Goal of the exercise – Write out the entries again exactly as they are given.

Information given –
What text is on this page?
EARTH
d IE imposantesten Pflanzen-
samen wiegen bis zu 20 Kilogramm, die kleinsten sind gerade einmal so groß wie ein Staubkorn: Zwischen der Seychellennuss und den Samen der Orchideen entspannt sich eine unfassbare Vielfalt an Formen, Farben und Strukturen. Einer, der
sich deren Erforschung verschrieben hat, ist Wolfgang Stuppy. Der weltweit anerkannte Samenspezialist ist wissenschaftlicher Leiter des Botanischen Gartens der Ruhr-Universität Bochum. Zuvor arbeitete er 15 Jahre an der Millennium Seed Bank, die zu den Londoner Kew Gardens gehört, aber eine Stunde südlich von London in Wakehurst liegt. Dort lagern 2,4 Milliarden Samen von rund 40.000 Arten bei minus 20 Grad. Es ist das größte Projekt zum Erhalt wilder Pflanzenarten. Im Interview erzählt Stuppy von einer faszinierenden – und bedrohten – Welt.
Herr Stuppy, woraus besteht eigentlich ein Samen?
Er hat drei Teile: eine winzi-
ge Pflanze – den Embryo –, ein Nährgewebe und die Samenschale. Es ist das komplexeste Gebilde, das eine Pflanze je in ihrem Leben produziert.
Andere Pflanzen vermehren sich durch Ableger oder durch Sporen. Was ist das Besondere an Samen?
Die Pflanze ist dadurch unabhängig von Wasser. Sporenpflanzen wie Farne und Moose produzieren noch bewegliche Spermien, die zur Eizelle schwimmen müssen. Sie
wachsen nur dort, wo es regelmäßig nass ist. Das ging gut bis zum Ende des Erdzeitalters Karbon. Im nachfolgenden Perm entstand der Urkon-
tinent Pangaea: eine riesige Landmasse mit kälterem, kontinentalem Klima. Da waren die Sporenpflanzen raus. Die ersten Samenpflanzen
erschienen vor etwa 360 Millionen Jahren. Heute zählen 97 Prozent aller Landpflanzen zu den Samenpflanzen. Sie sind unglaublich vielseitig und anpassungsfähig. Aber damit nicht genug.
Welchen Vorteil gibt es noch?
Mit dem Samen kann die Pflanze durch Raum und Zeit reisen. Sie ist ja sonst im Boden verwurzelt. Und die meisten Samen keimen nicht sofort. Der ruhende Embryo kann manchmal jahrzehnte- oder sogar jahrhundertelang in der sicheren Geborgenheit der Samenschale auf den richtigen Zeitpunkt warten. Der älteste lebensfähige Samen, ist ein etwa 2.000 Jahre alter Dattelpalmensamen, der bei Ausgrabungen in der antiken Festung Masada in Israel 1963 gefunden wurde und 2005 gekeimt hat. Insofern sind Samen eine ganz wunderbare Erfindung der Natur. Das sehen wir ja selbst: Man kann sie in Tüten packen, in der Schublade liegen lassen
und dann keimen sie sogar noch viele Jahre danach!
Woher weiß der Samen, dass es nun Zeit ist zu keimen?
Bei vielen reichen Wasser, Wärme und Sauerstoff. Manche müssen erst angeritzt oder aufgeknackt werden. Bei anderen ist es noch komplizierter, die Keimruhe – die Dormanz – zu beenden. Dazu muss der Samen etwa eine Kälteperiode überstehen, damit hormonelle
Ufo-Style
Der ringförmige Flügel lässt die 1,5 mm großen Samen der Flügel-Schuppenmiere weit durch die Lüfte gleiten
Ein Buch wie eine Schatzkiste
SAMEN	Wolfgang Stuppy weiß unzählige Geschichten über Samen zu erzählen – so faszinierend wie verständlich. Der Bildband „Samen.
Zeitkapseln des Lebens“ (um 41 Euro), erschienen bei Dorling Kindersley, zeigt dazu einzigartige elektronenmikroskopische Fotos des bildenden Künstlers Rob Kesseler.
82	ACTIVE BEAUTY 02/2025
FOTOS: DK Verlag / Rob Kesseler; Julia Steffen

Solution below –
What text is on this page?
EARTH
d IE imposantesten Pflanzen-
samen wiegen bis zu 20 Kilogramm, die kleinsten sind gerade einmal so groß wie ein Staubkorn: Zwischen der Seychellennuss und den Samen der Orchideen entspannt sich eine unfassbare Vielfalt an Formen, Farben und Strukturen. Einer, der
sich deren Erforschung verschrieben hat, ist Wolfgang Stuppy. Der weltweit anerkannte Samenspezialist ist wissenschaftlicher Leiter des Botanischen Gartens der Ruhr-Universität Bochum. Zuvor arbeitete er 15 Jahre an der Millennium Seed Bank, die zu den Londoner Kew Gardens gehört, aber eine Stunde südlich von London in Wakehurst liegt. Dort lagern 2,4 Milliarden Samen von rund 40.000 Arten bei minus 20 Grad. Es ist das größte Projekt zum Erhalt wilder Pflanzenarten. Im Interview erzählt Stuppy von einer faszinierenden – und bedrohten – Welt.
Herr Stuppy, woraus besteht eigentlich ein Samen?
Er hat drei Teile: eine winzi-
ge Pflanze – den Embryo –, ein Nährgewebe und die Samenschale. Es ist das komplexeste Gebilde, das eine Pflanze je in ihrem Leben produziert.
Andere Pflanzen vermehren sich durch Ableger oder durch Sporen. Was ist das Besondere an Samen?
Die Pflanze ist dadurch unabhängig von Wasser. Sporenpflanzen wie Farne und Moose produzieren noch bewegliche Spermien, die zur Eizelle schwimmen müssen. Sie
wachsen nur dort, wo es regelmäßig nass ist. Das ging gut bis zum Ende des Erdzeitalters Karbon. Im nachfolgenden Perm entstand der Urkon-
tinent Pangaea: eine riesige Landmasse mit kälterem, kontinentalem Klima. Da waren die Sporenpflanzen raus. Die ersten Samenpflanzen
erschienen vor etwa 360 Millionen Jahren. Heute zählen 97 Prozent aller Landpflanzen zu den Samenpflanzen. Sie sind unglaublich vielseitig und anpassungsfähig. Aber damit nicht genug.
Welchen Vorteil gibt es noch?
Mit dem Samen kann die Pflanze durch Raum und Zeit reisen. Sie ist ja sonst im Boden verwurzelt. Und die meisten Samen keimen nicht sofort. Der ruhende Embryo kann manchmal jahrzehnte- oder sogar jahrhundertelang in der sicheren Geborgenheit der Samenschale auf den richtigen Zeitpunkt warten. Der älteste lebensfähige Samen, ist ein etwa 2.000 Jahre alter Dattelpalmensamen, der bei Ausgrabungen in der antiken Festung Masada in Israel 1963 gefunden wurde und 2005 gekeimt hat. Insofern sind Samen eine ganz wunderbare Erfindung der Natur. Das sehen wir ja selbst: Man kann sie in Tüten packen, in der Schublade liegen lassen
und dann keimen sie sogar noch viele Jahre danach!
Woher weiß der Samen, dass es nun Zeit ist zu keimen?
Bei vielen reichen Wasser, Wärme und Sauerstoff. Manche müssen erst angeritzt oder aufgeknackt werden. Bei anderen ist es noch komplizierter, die Keimruhe – die Dormanz – zu beenden. Dazu muss der Samen etwa eine Kälteperiode überstehen, damit hormonelle
Ufo-Style
Der ringförmige Flügel lässt die 1,5 mm großen Samen der Flügel-Schuppenmiere weit durch die Lüfte gleiten
Ein Buch wie eine Schatzkiste
SAMEN	Wolfgang Stuppy weiß unzählige Geschichten über Samen zu erzählen – so faszinierend wie verständlich. Der Bildband „Samen.
Zeitkapseln des Lebens“ (um 41 Euro), erschienen bei Dorling Kindersley, zeigt dazu einzigartige elektronenmikroskopische Fotos des bildenden Künstlers Rob Kesseler.
82	ACTIVE BEAUTY 02/2025
FOTOS: DK Verlag / Rob Kesseler; Julia Steffen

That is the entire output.